┌──

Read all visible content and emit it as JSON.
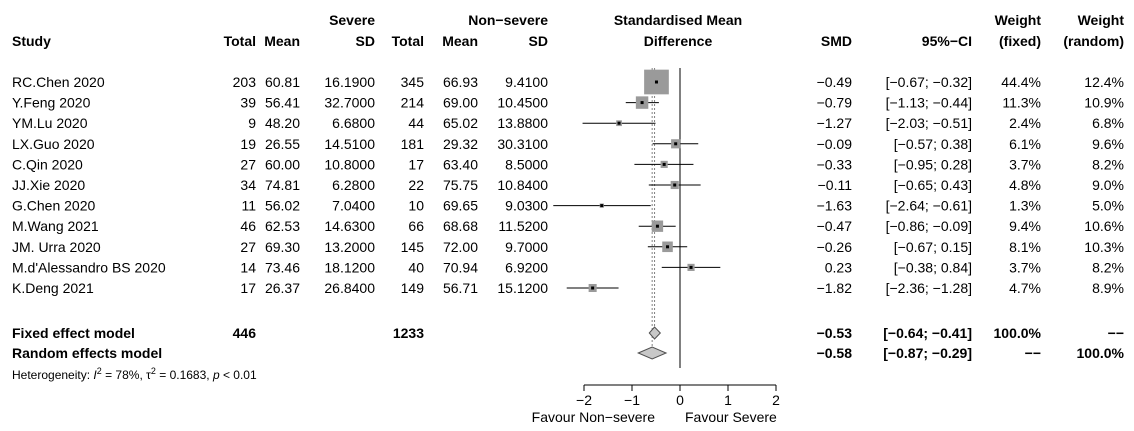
{
  "chart_data": {
    "type": "forest",
    "headers": {
      "study": "Study",
      "severe_group": "Severe",
      "nonsevere_group": "Non−severe",
      "total": "Total",
      "mean": "Mean",
      "sd": "SD",
      "plot_line1": "Standardised Mean",
      "plot_line2": "Difference",
      "smd": "SMD",
      "ci": "95%−CI",
      "weight_fixed_line1": "Weight",
      "weight_fixed_line2": "(fixed)",
      "weight_random_line1": "Weight",
      "weight_random_line2": "(random)"
    },
    "studies": [
      {
        "study": "RC.Chen 2020",
        "s_total": "203",
        "s_mean": "60.81",
        "s_sd": "16.1900",
        "n_total": "345",
        "n_mean": "66.93",
        "n_sd": "9.4100",
        "smd": "−0.49",
        "ci": "[−0.67; −0.32]",
        "w_fixed": "44.4%",
        "w_random": "12.4%",
        "est": -0.49,
        "lo": -0.67,
        "hi": -0.32,
        "wf": 44.4
      },
      {
        "study": "Y.Feng 2020",
        "s_total": "39",
        "s_mean": "56.41",
        "s_sd": "32.7000",
        "n_total": "214",
        "n_mean": "69.00",
        "n_sd": "10.4500",
        "smd": "−0.79",
        "ci": "[−1.13; −0.44]",
        "w_fixed": "11.3%",
        "w_random": "10.9%",
        "est": -0.79,
        "lo": -1.13,
        "hi": -0.44,
        "wf": 11.3
      },
      {
        "study": "YM.Lu 2020",
        "s_total": "9",
        "s_mean": "48.20",
        "s_sd": "6.6800",
        "n_total": "44",
        "n_mean": "65.02",
        "n_sd": "13.8800",
        "smd": "−1.27",
        "ci": "[−2.03; −0.51]",
        "w_fixed": "2.4%",
        "w_random": "6.8%",
        "est": -1.27,
        "lo": -2.03,
        "hi": -0.51,
        "wf": 2.4
      },
      {
        "study": "LX.Guo 2020",
        "s_total": "19",
        "s_mean": "26.55",
        "s_sd": "14.5100",
        "n_total": "181",
        "n_mean": "29.32",
        "n_sd": "30.3100",
        "smd": "−0.09",
        "ci": "[−0.57; 0.38]",
        "w_fixed": "6.1%",
        "w_random": "9.6%",
        "est": -0.09,
        "lo": -0.57,
        "hi": 0.38,
        "wf": 6.1
      },
      {
        "study": "C.Qin 2020",
        "s_total": "27",
        "s_mean": "60.00",
        "s_sd": "10.8000",
        "n_total": "17",
        "n_mean": "63.40",
        "n_sd": "8.5000",
        "smd": "−0.33",
        "ci": "[−0.95; 0.28]",
        "w_fixed": "3.7%",
        "w_random": "8.2%",
        "est": -0.33,
        "lo": -0.95,
        "hi": 0.28,
        "wf": 3.7
      },
      {
        "study": "JJ.Xie 2020",
        "s_total": "34",
        "s_mean": "74.81",
        "s_sd": "6.2800",
        "n_total": "22",
        "n_mean": "75.75",
        "n_sd": "10.8400",
        "smd": "−0.11",
        "ci": "[−0.65; 0.43]",
        "w_fixed": "4.8%",
        "w_random": "9.0%",
        "est": -0.11,
        "lo": -0.65,
        "hi": 0.43,
        "wf": 4.8
      },
      {
        "study": "G.Chen 2020",
        "s_total": "11",
        "s_mean": "56.02",
        "s_sd": "7.0400",
        "n_total": "10",
        "n_mean": "69.65",
        "n_sd": "9.0300",
        "smd": "−1.63",
        "ci": "[−2.64; −0.61]",
        "w_fixed": "1.3%",
        "w_random": "5.0%",
        "est": -1.63,
        "lo": -2.64,
        "hi": -0.61,
        "wf": 1.3
      },
      {
        "study": "M.Wang 2021",
        "s_total": "46",
        "s_mean": "62.53",
        "s_sd": "14.6300",
        "n_total": "66",
        "n_mean": "68.68",
        "n_sd": "11.5200",
        "smd": "−0.47",
        "ci": "[−0.86; −0.09]",
        "w_fixed": "9.4%",
        "w_random": "10.6%",
        "est": -0.47,
        "lo": -0.86,
        "hi": -0.09,
        "wf": 9.4
      },
      {
        "study": "JM. Urra 2020",
        "s_total": "27",
        "s_mean": "69.30",
        "s_sd": "13.2000",
        "n_total": "145",
        "n_mean": "72.00",
        "n_sd": "9.7000",
        "smd": "−0.26",
        "ci": "[−0.67; 0.15]",
        "w_fixed": "8.1%",
        "w_random": "10.3%",
        "est": -0.26,
        "lo": -0.67,
        "hi": 0.15,
        "wf": 8.1
      },
      {
        "study": "M.d'Alessandro BS 2020",
        "s_total": "14",
        "s_mean": "73.46",
        "s_sd": "18.1200",
        "n_total": "40",
        "n_mean": "70.94",
        "n_sd": "6.9200",
        "smd": "0.23",
        "ci": "[−0.38; 0.84]",
        "w_fixed": "3.7%",
        "w_random": "8.2%",
        "est": 0.23,
        "lo": -0.38,
        "hi": 0.84,
        "wf": 3.7
      },
      {
        "study": "K.Deng 2021",
        "s_total": "17",
        "s_mean": "26.37",
        "s_sd": "26.8400",
        "n_total": "149",
        "n_mean": "56.71",
        "n_sd": "15.1200",
        "smd": "−1.82",
        "ci": "[−2.36; −1.28]",
        "w_fixed": "4.7%",
        "w_random": "8.9%",
        "est": -1.82,
        "lo": -2.36,
        "hi": -1.28,
        "wf": 4.7
      }
    ],
    "fixed_model": {
      "label": "Fixed effect model",
      "s_total": "446",
      "n_total": "1233",
      "smd": "−0.53",
      "ci": "[−0.64; −0.41]",
      "w_fixed": "100.0%",
      "w_random": "−−",
      "est": -0.53,
      "lo": -0.64,
      "hi": -0.41
    },
    "random_model": {
      "label": "Random effects model",
      "smd": "−0.58",
      "ci": "[−0.87; −0.29]",
      "w_fixed": "−−",
      "w_random": "100.0%",
      "est": -0.58,
      "lo": -0.87,
      "hi": -0.29
    },
    "heterogeneity": {
      "prefix": "Heterogeneity: ",
      "i2_symbol": "I",
      "i2_value": " = 78%, ",
      "tau2_symbol": "τ",
      "tau2_value": " = 0.1683, ",
      "p_symbol": "p",
      "p_value": " < 0.01"
    },
    "x_axis": {
      "min": -2,
      "max": 2,
      "ticks": [
        -2,
        -1,
        0,
        1,
        2
      ],
      "tick_labels": [
        "−2",
        "−1",
        "0",
        "1",
        "2"
      ],
      "label_left": "Favour Non−severe",
      "label_right": "Favour Severe"
    },
    "colors": {
      "box": "#9a9a9a",
      "line": "#000000",
      "diamond_fill": "#c8c8c8",
      "dotted_line": "#808080"
    }
  }
}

└──

- **Given exercise**
Exclude the pictures and transcribe all of the entries exactly.

- **Task output**
Read all visible content and emit it as JSON.
{
  "chart_data": {
    "type": "forest",
    "headers": {
      "study": "Study",
      "severe_group": "Severe",
      "nonsevere_group": "Non−severe",
      "total": "Total",
      "mean": "Mean",
      "sd": "SD",
      "plot_line1": "Standardised Mean",
      "plot_line2": "Difference",
      "smd": "SMD",
      "ci": "95%−CI",
      "weight_fixed_line1": "Weight",
      "weight_fixed_line2": "(fixed)",
      "weight_random_line1": "Weight",
      "weight_random_line2": "(random)"
    },
    "studies": [
      {
        "study": "RC.Chen 2020",
        "s_total": "203",
        "s_mean": "60.81",
        "s_sd": "16.1900",
        "n_total": "345",
        "n_mean": "66.93",
        "n_sd": "9.4100",
        "smd": "−0.49",
        "ci": "[−0.67; −0.32]",
        "w_fixed": "44.4%",
        "w_random": "12.4%",
        "est": -0.49,
        "lo": -0.67,
        "hi": -0.32,
        "wf": 44.4
      },
      {
        "study": "Y.Feng 2020",
        "s_total": "39",
        "s_mean": "56.41",
        "s_sd": "32.7000",
        "n_total": "214",
        "n_mean": "69.00",
        "n_sd": "10.4500",
        "smd": "−0.79",
        "ci": "[−1.13; −0.44]",
        "w_fixed": "11.3%",
        "w_random": "10.9%",
        "est": -0.79,
        "lo": -1.13,
        "hi": -0.44,
        "wf": 11.3
      },
      {
        "study": "YM.Lu 2020",
        "s_total": "9",
        "s_mean": "48.20",
        "s_sd": "6.6800",
        "n_total": "44",
        "n_mean": "65.02",
        "n_sd": "13.8800",
        "smd": "−1.27",
        "ci": "[−2.03; −0.51]",
        "w_fixed": "2.4%",
        "w_random": "6.8%",
        "est": -1.27,
        "lo": -2.03,
        "hi": -0.51,
        "wf": 2.4
      },
      {
        "study": "LX.Guo 2020",
        "s_total": "19",
        "s_mean": "26.55",
        "s_sd": "14.5100",
        "n_total": "181",
        "n_mean": "29.32",
        "n_sd": "30.3100",
        "smd": "−0.09",
        "ci": "[−0.57; 0.38]",
        "w_fixed": "6.1%",
        "w_random": "9.6%",
        "est": -0.09,
        "lo": -0.57,
        "hi": 0.38,
        "wf": 6.1
      },
      {
        "study": "C.Qin 2020",
        "s_total": "27",
        "s_mean": "60.00",
        "s_sd": "10.8000",
        "n_total": "17",
        "n_mean": "63.40",
        "n_sd": "8.5000",
        "smd": "−0.33",
        "ci": "[−0.95; 0.28]",
        "w_fixed": "3.7%",
        "w_random": "8.2%",
        "est": -0.33,
        "lo": -0.95,
        "hi": 0.28,
        "wf": 3.7
      },
      {
        "study": "JJ.Xie 2020",
        "s_total": "34",
        "s_mean": "74.81",
        "s_sd": "6.2800",
        "n_total": "22",
        "n_mean": "75.75",
        "n_sd": "10.8400",
        "smd": "−0.11",
        "ci": "[−0.65; 0.43]",
        "w_fixed": "4.8%",
        "w_random": "9.0%",
        "est": -0.11,
        "lo": -0.65,
        "hi": 0.43,
        "wf": 4.8
      },
      {
        "study": "G.Chen 2020",
        "s_total": "11",
        "s_mean": "56.02",
        "s_sd": "7.0400",
        "n_total": "10",
        "n_mean": "69.65",
        "n_sd": "9.0300",
        "smd": "−1.63",
        "ci": "[−2.64; −0.61]",
        "w_fixed": "1.3%",
        "w_random": "5.0%",
        "est": -1.63,
        "lo": -2.64,
        "hi": -0.61,
        "wf": 1.3
      },
      {
        "study": "M.Wang 2021",
        "s_total": "46",
        "s_mean": "62.53",
        "s_sd": "14.6300",
        "n_total": "66",
        "n_mean": "68.68",
        "n_sd": "11.5200",
        "smd": "−0.47",
        "ci": "[−0.86; −0.09]",
        "w_fixed": "9.4%",
        "w_random": "10.6%",
        "est": -0.47,
        "lo": -0.86,
        "hi": -0.09,
        "wf": 9.4
      },
      {
        "study": "JM. Urra 2020",
        "s_total": "27",
        "s_mean": "69.30",
        "s_sd": "13.2000",
        "n_total": "145",
        "n_mean": "72.00",
        "n_sd": "9.7000",
        "smd": "−0.26",
        "ci": "[−0.67; 0.15]",
        "w_fixed": "8.1%",
        "w_random": "10.3%",
        "est": -0.26,
        "lo": -0.67,
        "hi": 0.15,
        "wf": 8.1
      },
      {
        "study": "M.d'Alessandro BS 2020",
        "s_total": "14",
        "s_mean": "73.46",
        "s_sd": "18.1200",
        "n_total": "40",
        "n_mean": "70.94",
        "n_sd": "6.9200",
        "smd": "0.23",
        "ci": "[−0.38; 0.84]",
        "w_fixed": "3.7%",
        "w_random": "8.2%",
        "est": 0.23,
        "lo": -0.38,
        "hi": 0.84,
        "wf": 3.7
      },
      {
        "study": "K.Deng 2021",
        "s_total": "17",
        "s_mean": "26.37",
        "s_sd": "26.8400",
        "n_total": "149",
        "n_mean": "56.71",
        "n_sd": "15.1200",
        "smd": "−1.82",
        "ci": "[−2.36; −1.28]",
        "w_fixed": "4.7%",
        "w_random": "8.9%",
        "est": -1.82,
        "lo": -2.36,
        "hi": -1.28,
        "wf": 4.7
      }
    ],
    "fixed_model": {
      "label": "Fixed effect model",
      "s_total": "446",
      "n_total": "1233",
      "smd": "−0.53",
      "ci": "[−0.64; −0.41]",
      "w_fixed": "100.0%",
      "w_random": "−−",
      "est": -0.53,
      "lo": -0.64,
      "hi": -0.41
    },
    "random_model": {
      "label": "Random effects model",
      "smd": "−0.58",
      "ci": "[−0.87; −0.29]",
      "w_fixed": "−−",
      "w_random": "100.0%",
      "est": -0.58,
      "lo": -0.87,
      "hi": -0.29
    },
    "heterogeneity": {
      "prefix": "Heterogeneity: ",
      "i2_symbol": "I",
      "i2_value": " = 78%, ",
      "tau2_symbol": "τ",
      "tau2_value": " = 0.1683, ",
      "p_symbol": "p",
      "p_value": " < 0.01"
    },
    "x_axis": {
      "min": -2,
      "max": 2,
      "ticks": [
        -2,
        -1,
        0,
        1,
        2
      ],
      "tick_labels": [
        "−2",
        "−1",
        "0",
        "1",
        "2"
      ],
      "label_left": "Favour Non−severe",
      "label_right": "Favour Severe"
    },
    "colors": {
      "box": "#9a9a9a",
      "line": "#000000",
      "diamond_fill": "#c8c8c8",
      "dotted_line": "#808080"
    }
  }
}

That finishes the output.